── THE INPUT

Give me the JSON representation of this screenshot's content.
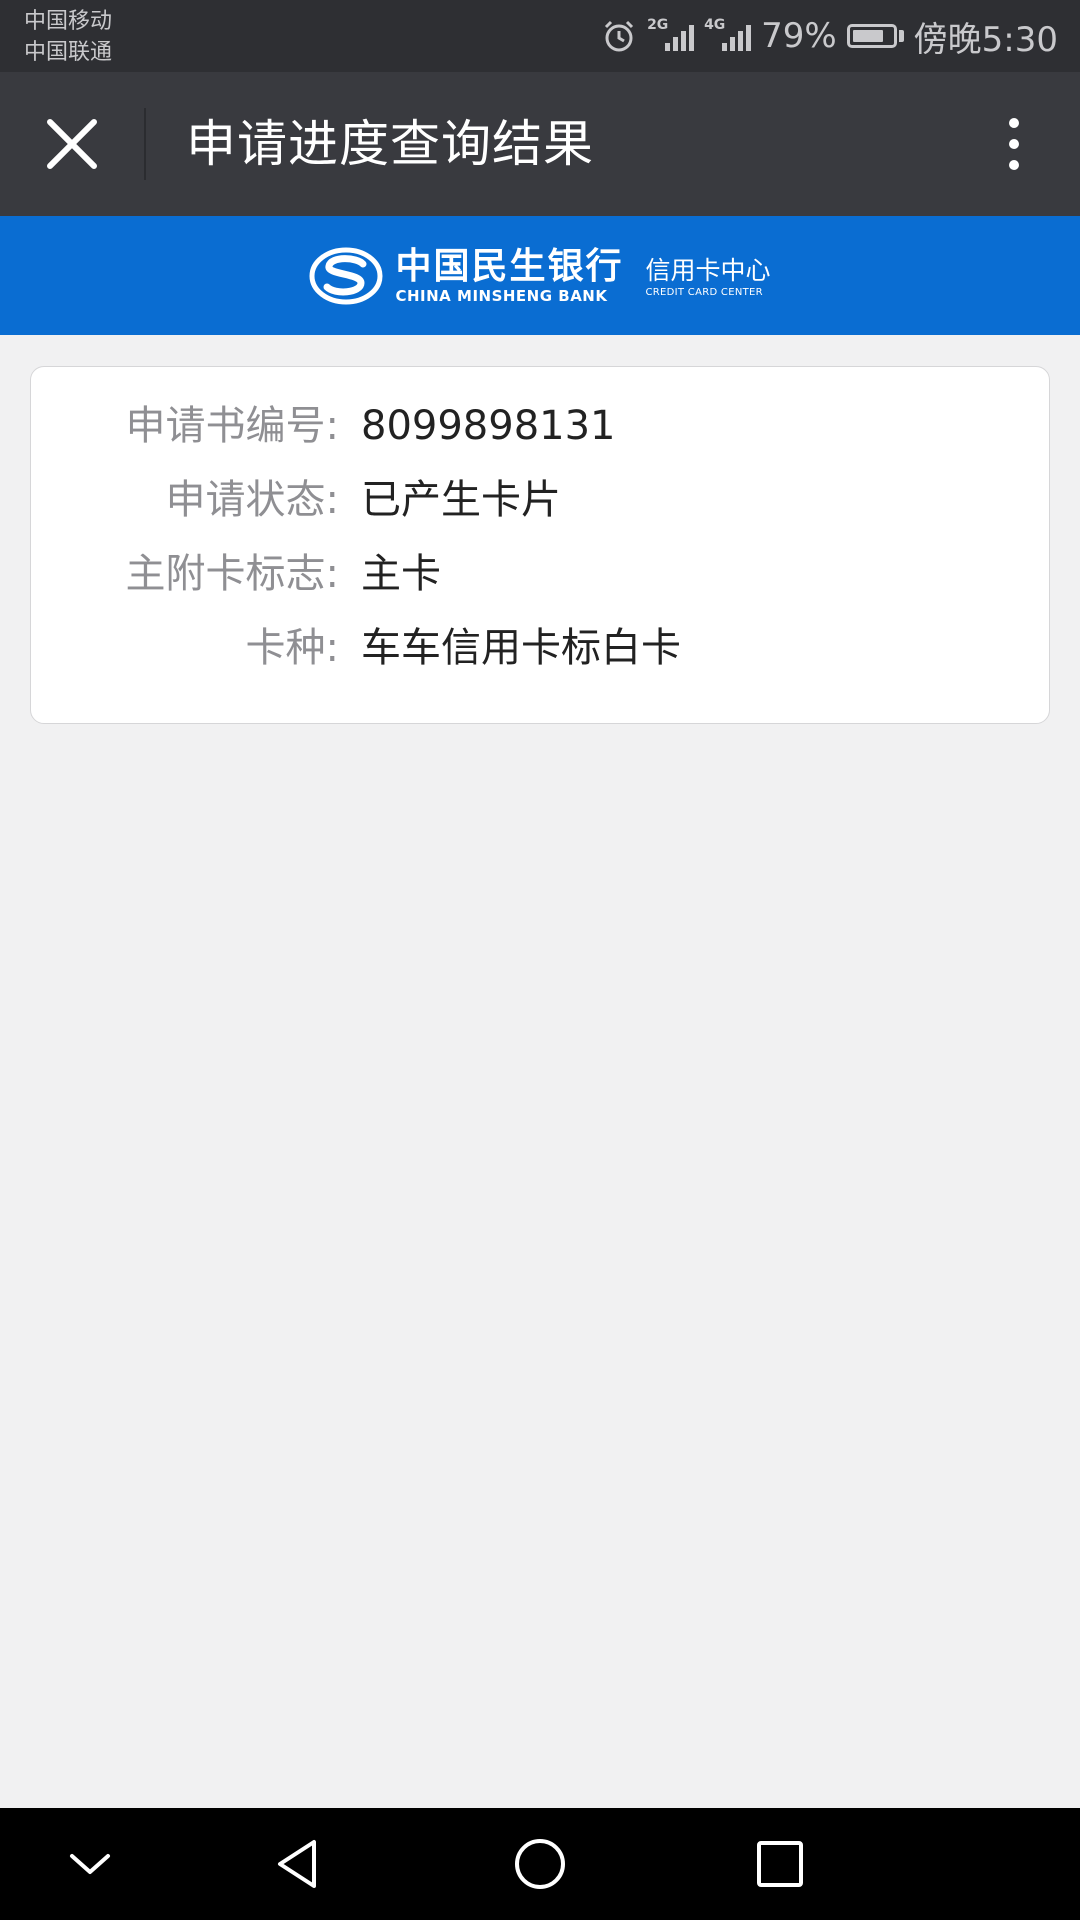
{
  "status_bar": {
    "carrier_1": "中国移动",
    "carrier_2": "中国联通",
    "network_1": "2G",
    "network_2": "4G",
    "battery": "79%",
    "time": "傍晚5:30",
    "battery_level": 0.79
  },
  "title_bar": {
    "title": "申请进度查询结果",
    "close_icon": "close-icon",
    "more_icon": "more-vertical-icon"
  },
  "banner": {
    "bank_cn": "中国民生银行",
    "bank_en": "CHINA MINSHENG BANK",
    "center_cn": "信用卡中心",
    "center_en": "CREDIT CARD CENTER",
    "color": "#0a6dd2"
  },
  "result": {
    "rows": [
      {
        "label": "申请书编号:",
        "value": "8099898131"
      },
      {
        "label": "申请状态:",
        "value": "已产生卡片"
      },
      {
        "label": "主附卡标志:",
        "value": "主卡"
      },
      {
        "label": "卡种:",
        "value": "车车信用卡标白卡"
      }
    ]
  },
  "nav_bar": {
    "icons": [
      "chevron-down-icon",
      "back-icon",
      "home-icon",
      "recents-icon"
    ]
  }
}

────

▸ **TASK TO COMPLETE**
Reproduce the whole listing above word for word, but not its pictures.

▸ **FULL ANSWER**
Give me the JSON representation of this screenshot's content.
{
  "status_bar": {
    "carrier_1": "中国移动",
    "carrier_2": "中国联通",
    "network_1": "2G",
    "network_2": "4G",
    "battery": "79%",
    "time": "傍晚5:30",
    "battery_level": 0.79
  },
  "title_bar": {
    "title": "申请进度查询结果",
    "close_icon": "close-icon",
    "more_icon": "more-vertical-icon"
  },
  "banner": {
    "bank_cn": "中国民生银行",
    "bank_en": "CHINA MINSHENG BANK",
    "center_cn": "信用卡中心",
    "center_en": "CREDIT CARD CENTER",
    "color": "#0a6dd2"
  },
  "result": {
    "rows": [
      {
        "label": "申请书编号:",
        "value": "8099898131"
      },
      {
        "label": "申请状态:",
        "value": "已产生卡片"
      },
      {
        "label": "主附卡标志:",
        "value": "主卡"
      },
      {
        "label": "卡种:",
        "value": "车车信用卡标白卡"
      }
    ]
  },
  "nav_bar": {
    "icons": [
      "chevron-down-icon",
      "back-icon",
      "home-icon",
      "recents-icon"
    ]
  }
}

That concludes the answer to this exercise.